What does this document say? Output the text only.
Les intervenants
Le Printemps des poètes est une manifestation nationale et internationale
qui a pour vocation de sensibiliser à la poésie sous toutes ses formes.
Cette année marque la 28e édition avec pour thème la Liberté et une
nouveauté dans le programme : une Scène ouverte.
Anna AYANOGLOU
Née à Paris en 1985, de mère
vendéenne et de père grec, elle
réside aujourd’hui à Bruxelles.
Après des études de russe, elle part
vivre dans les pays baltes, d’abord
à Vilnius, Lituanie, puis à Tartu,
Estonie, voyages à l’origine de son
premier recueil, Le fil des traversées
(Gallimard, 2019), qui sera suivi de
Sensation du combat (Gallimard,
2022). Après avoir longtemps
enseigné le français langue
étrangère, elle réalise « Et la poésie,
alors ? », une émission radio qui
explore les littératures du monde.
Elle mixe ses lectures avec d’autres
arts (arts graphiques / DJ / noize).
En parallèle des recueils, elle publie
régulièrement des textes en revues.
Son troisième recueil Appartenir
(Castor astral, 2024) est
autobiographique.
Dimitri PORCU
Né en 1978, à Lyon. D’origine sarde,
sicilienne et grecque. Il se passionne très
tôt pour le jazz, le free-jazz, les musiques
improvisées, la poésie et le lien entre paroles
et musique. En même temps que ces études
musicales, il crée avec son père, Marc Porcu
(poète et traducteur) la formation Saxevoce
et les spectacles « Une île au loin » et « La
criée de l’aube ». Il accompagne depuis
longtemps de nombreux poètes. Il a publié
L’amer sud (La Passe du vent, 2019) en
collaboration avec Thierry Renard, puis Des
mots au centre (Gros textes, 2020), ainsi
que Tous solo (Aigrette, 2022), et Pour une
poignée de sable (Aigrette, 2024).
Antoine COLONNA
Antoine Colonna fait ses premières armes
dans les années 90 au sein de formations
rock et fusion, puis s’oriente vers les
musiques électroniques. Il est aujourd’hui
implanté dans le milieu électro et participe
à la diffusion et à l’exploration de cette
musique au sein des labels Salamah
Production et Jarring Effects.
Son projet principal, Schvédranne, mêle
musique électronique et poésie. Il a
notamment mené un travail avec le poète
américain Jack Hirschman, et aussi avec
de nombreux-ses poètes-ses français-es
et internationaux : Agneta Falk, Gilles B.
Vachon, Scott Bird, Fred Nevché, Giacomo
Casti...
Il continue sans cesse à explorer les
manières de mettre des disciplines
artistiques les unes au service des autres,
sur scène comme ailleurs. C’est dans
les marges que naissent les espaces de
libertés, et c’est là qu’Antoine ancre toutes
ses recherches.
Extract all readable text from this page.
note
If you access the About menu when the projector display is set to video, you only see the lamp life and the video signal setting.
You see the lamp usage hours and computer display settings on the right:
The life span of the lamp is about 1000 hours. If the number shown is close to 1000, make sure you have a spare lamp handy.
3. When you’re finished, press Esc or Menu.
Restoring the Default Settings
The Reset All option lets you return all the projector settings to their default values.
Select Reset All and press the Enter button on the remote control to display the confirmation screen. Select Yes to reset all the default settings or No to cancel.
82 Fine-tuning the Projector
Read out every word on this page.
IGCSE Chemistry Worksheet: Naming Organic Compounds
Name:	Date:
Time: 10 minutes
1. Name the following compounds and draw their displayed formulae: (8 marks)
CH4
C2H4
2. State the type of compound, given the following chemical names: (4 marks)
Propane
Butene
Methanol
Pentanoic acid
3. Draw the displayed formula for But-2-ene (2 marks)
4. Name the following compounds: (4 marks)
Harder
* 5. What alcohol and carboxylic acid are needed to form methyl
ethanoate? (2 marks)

- _WHAT TO DO_: Please quote the records above exactly, without skipping a line.

- _COMPLETED TASK_:
What does this document say? Output the text only.
Les intervenants
Le Printemps des poètes est une manifestation nationale et internationale
qui a pour vocation de sensibiliser à la poésie sous toutes ses formes.
Cette année marque la 28e édition avec pour thème la Liberté et une
nouveauté dans le programme : une Scène ouverte.
Anna AYANOGLOU
Née à Paris en 1985, de mère
vendéenne et de père grec, elle
réside aujourd’hui à Bruxelles.
Après des études de russe, elle part
vivre dans les pays baltes, d’abord
à Vilnius, Lituanie, puis à Tartu,
Estonie, voyages à l’origine de son
premier recueil, Le fil des traversées
(Gallimard, 2019), qui sera suivi de
Sensation du combat (Gallimard,
2022). Après avoir longtemps
enseigné le français langue
étrangère, elle réalise « Et la poésie,
alors ? », une émission radio qui
explore les littératures du monde.
Elle mixe ses lectures avec d’autres
arts (arts graphiques / DJ / noize).
En parallèle des recueils, elle publie
régulièrement des textes en revues.
Son troisième recueil Appartenir
(Castor astral, 2024) est
autobiographique.
Dimitri PORCU
Né en 1978, à Lyon. D’origine sarde,
sicilienne et grecque. Il se passionne très
tôt pour le jazz, le free-jazz, les musiques
improvisées, la poésie et le lien entre paroles
et musique. En même temps que ces études
musicales, il crée avec son père, Marc Porcu
(poète et traducteur) la formation Saxevoce
et les spectacles « Une île au loin » et « La
criée de l’aube ». Il accompagne depuis
longtemps de nombreux poètes. Il a publié
L’amer sud (La Passe du vent, 2019) en
collaboration avec Thierry Renard, puis Des
mots au centre (Gros textes, 2020), ainsi
que Tous solo (Aigrette, 2022), et Pour une
poignée de sable (Aigrette, 2024).
Antoine COLONNA
Antoine Colonna fait ses premières armes
dans les années 90 au sein de formations
rock et fusion, puis s’oriente vers les
musiques électroniques. Il est aujourd’hui
implanté dans le milieu électro et participe
à la diffusion et à l’exploration de cette
musique au sein des labels Salamah
Production et Jarring Effects.
Son projet principal, Schvédranne, mêle
musique électronique et poésie. Il a
notamment mené un travail avec le poète
américain Jack Hirschman, et aussi avec
de nombreux-ses poètes-ses français-es
et internationaux : Agneta Falk, Gilles B.
Vachon, Scott Bird, Fred Nevché, Giacomo
Casti...
Il continue sans cesse à explorer les
manières de mettre des disciplines
artistiques les unes au service des autres,
sur scène comme ailleurs. C’est dans
les marges que naissent les espaces de
libertés, et c’est là qu’Antoine ancre toutes
ses recherches.
Extract all readable text from this page.
note
If you access the About menu when the projector display is set to video, you only see the lamp life and the video signal setting.
You see the lamp usage hours and computer display settings on the right:
The life span of the lamp is about 1000 hours. If the number shown is close to 1000, make sure you have a spare lamp handy.
3. When you’re finished, press Esc or Menu.
Restoring the Default Settings
The Reset All option lets you return all the projector settings to their default values.
Select Reset All and press the Enter button on the remote control to display the confirmation screen. Select Yes to reset all the default settings or No to cancel.
82 Fine-tuning the Projector
Read out every word on this page.
IGCSE Chemistry Worksheet: Naming Organic Compounds
Name:	Date:
Time: 10 minutes
1. Name the following compounds and draw their displayed formulae: (8 marks)
CH4
C2H4
2. State the type of compound, given the following chemical names: (4 marks)
Propane
Butene
Methanol
Pentanoic acid
3. Draw the displayed formula for But-2-ene (2 marks)
4. Name the following compounds: (4 marks)
Harder
* 5. What alcohol and carboxylic acid are needed to form methyl
ethanoate? (2 marks)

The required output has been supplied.